Identify the lines that contain the string "教学模式", then copy each of them.

Entries taken from a collection:
** Begin **

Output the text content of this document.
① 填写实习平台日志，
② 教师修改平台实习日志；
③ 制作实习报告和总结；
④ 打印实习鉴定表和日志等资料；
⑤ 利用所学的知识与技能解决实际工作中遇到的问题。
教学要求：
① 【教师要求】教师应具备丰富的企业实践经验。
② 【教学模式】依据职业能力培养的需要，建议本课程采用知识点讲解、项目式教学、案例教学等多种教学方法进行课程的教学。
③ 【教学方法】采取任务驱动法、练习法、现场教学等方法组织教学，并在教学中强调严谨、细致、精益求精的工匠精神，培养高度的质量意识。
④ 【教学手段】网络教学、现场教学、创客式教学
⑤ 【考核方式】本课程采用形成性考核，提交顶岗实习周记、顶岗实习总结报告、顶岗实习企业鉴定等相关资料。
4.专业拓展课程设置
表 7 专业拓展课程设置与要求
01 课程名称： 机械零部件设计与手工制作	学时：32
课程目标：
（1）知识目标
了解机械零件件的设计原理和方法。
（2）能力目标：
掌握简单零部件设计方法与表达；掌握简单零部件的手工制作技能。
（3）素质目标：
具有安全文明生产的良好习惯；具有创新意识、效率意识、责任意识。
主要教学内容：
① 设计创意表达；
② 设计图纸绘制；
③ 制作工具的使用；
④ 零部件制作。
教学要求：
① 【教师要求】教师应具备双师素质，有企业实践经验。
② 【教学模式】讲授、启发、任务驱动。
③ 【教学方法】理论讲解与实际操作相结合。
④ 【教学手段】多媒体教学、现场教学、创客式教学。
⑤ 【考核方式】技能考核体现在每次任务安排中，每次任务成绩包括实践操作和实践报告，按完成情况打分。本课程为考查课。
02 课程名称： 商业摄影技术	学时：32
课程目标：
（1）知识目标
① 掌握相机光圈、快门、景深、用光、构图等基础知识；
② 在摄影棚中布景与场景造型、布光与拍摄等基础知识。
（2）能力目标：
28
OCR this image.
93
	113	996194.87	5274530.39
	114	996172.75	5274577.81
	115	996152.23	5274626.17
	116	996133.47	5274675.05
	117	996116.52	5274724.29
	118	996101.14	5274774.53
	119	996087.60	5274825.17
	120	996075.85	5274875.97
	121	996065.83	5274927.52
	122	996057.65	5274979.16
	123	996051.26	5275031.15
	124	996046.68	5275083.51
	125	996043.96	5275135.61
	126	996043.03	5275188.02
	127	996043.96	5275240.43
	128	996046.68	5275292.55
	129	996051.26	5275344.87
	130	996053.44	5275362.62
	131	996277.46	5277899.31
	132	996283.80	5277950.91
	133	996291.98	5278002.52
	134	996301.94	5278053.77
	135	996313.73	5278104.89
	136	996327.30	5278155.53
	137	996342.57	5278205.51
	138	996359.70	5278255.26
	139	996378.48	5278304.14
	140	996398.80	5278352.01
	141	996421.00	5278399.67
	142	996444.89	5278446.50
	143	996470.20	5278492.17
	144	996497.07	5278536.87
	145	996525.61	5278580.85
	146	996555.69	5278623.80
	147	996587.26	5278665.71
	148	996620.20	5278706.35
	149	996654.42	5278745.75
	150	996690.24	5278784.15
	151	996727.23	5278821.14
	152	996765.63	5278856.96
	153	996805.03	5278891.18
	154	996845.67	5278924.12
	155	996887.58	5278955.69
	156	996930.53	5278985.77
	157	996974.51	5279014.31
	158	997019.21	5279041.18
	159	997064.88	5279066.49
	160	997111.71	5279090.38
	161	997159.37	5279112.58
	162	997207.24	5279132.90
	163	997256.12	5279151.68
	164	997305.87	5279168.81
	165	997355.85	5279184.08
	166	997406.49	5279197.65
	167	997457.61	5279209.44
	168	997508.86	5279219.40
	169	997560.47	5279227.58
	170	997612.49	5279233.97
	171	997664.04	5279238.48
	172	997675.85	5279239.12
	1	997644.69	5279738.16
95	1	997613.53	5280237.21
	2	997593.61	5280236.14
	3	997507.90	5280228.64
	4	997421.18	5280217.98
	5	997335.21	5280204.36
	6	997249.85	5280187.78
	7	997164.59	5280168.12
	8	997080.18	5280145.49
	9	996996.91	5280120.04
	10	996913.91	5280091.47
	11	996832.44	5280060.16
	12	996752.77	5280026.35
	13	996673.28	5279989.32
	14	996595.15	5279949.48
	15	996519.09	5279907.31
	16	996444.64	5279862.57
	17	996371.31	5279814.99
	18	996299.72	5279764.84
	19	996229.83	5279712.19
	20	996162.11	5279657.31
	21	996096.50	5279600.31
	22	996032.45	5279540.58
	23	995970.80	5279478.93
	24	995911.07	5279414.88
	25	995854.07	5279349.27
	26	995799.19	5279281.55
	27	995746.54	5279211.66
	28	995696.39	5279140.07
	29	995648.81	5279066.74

** End **

FULL SOLUTION.
② 【教学模式】依据职业能力培养的需要，建议本课程采用知识点讲解、项目式教学、案例教学等多种教学方法进行课程的教学。
② 【教学模式】讲授、启发、任务驱动。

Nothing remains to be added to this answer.